## [PROBLEM DESCRIPTION]
Your answer must be every line of the data below that holds the string "Mouse", copied exactly.

(Collection entries)

****

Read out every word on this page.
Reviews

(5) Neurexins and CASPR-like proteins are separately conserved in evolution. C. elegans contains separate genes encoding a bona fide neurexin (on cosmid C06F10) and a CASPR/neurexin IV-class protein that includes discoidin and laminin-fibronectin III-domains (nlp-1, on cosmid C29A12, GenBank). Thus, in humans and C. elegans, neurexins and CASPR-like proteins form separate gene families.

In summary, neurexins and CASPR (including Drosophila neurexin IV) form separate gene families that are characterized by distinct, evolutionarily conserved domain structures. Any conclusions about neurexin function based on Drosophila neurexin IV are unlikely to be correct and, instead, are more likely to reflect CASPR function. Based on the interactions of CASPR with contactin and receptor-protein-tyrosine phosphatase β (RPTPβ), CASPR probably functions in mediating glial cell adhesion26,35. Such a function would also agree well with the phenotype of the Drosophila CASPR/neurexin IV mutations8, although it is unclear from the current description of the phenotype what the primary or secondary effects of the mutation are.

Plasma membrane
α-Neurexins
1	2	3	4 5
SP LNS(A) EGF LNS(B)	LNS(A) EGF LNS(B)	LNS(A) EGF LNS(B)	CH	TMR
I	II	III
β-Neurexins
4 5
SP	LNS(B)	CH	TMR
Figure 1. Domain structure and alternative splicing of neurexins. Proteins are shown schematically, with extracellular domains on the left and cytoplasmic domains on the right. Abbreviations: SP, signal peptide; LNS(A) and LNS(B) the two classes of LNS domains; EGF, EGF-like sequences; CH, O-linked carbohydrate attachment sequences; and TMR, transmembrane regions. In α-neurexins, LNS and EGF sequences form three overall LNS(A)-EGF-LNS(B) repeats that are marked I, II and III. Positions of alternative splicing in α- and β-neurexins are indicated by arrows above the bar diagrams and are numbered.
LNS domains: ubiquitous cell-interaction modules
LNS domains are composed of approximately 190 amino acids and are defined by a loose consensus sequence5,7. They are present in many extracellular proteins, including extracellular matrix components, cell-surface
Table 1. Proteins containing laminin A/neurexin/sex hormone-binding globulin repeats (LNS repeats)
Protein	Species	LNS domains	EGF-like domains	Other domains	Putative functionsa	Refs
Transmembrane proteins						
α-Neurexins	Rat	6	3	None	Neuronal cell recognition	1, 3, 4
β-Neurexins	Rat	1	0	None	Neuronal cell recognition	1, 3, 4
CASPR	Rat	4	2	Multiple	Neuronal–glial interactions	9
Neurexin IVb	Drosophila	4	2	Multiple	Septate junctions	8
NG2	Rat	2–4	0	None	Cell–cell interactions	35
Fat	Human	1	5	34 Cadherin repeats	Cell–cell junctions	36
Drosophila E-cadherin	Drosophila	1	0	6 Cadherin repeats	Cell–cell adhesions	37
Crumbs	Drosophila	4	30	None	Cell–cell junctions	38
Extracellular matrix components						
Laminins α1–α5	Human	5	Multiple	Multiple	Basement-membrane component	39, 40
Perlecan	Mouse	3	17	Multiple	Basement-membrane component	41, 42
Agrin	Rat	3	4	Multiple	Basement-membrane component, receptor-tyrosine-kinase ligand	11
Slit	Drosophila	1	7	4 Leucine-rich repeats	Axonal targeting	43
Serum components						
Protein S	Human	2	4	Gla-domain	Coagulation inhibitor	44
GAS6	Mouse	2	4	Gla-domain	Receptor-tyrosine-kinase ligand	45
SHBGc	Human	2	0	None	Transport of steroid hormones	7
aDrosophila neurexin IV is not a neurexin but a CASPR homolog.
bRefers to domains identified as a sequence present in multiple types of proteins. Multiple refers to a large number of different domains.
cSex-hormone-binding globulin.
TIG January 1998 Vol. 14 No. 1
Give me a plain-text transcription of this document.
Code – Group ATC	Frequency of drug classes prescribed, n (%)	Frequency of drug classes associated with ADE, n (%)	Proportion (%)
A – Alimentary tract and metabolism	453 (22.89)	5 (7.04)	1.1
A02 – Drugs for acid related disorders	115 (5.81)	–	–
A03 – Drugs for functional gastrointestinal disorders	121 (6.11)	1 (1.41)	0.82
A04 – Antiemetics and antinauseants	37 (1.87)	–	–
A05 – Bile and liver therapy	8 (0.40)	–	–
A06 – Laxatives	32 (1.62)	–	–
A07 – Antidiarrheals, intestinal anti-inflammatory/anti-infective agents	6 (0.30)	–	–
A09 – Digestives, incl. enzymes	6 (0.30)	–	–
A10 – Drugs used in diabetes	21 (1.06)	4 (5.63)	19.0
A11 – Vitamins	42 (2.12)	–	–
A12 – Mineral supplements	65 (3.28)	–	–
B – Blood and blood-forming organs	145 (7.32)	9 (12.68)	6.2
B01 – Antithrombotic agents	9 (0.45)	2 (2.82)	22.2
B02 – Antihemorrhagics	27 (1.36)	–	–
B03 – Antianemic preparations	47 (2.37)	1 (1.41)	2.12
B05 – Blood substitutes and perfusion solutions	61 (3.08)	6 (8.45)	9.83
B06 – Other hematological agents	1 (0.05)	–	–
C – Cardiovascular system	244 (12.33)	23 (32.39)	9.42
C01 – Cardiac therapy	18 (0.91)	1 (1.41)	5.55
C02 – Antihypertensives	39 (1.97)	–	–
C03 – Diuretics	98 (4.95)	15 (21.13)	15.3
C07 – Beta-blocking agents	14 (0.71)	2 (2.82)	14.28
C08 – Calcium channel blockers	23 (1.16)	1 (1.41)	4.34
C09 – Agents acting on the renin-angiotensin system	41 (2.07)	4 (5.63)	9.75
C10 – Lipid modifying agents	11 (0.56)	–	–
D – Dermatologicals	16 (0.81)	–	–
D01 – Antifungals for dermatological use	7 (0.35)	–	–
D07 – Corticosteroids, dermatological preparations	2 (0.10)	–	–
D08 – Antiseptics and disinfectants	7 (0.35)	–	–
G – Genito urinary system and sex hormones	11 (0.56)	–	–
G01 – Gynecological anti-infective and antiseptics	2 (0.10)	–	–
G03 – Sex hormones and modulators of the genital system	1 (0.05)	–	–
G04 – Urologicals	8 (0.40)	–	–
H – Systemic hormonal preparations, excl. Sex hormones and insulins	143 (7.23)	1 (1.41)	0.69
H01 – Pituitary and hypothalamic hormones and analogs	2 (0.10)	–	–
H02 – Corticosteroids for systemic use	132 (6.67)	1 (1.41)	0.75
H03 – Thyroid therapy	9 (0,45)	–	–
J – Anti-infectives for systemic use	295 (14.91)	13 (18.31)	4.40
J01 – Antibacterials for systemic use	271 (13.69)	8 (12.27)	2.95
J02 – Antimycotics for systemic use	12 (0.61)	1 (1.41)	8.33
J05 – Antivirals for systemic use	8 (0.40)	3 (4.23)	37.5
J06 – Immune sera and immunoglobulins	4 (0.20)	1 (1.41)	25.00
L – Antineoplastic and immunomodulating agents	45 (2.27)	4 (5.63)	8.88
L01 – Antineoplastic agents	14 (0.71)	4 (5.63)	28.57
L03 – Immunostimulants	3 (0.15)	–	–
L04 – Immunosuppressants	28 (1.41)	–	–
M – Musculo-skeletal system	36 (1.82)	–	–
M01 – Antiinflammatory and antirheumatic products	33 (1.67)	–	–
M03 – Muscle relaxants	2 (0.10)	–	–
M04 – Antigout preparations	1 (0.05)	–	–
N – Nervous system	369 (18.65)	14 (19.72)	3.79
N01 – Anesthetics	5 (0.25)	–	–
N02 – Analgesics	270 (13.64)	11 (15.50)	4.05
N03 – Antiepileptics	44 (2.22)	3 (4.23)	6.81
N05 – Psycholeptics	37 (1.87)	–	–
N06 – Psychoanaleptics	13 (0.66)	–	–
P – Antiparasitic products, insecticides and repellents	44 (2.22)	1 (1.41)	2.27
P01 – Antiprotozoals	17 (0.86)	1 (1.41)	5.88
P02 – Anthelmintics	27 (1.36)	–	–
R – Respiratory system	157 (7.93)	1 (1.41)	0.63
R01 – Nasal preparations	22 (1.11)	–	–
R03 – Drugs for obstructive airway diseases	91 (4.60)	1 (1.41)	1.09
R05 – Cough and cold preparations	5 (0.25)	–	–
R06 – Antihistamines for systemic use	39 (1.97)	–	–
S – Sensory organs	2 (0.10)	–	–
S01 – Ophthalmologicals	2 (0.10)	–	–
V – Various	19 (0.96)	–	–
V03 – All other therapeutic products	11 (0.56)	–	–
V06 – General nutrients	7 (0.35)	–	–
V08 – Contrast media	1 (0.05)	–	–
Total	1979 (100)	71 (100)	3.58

****

## [OUTPUT OF THE TASK]
Perlecan	Mouse	3	17	Multiple	Basement-membrane component	41, 42
GAS6	Mouse	2	4	Gla-domain	Receptor-tyrosine-kinase ligand	45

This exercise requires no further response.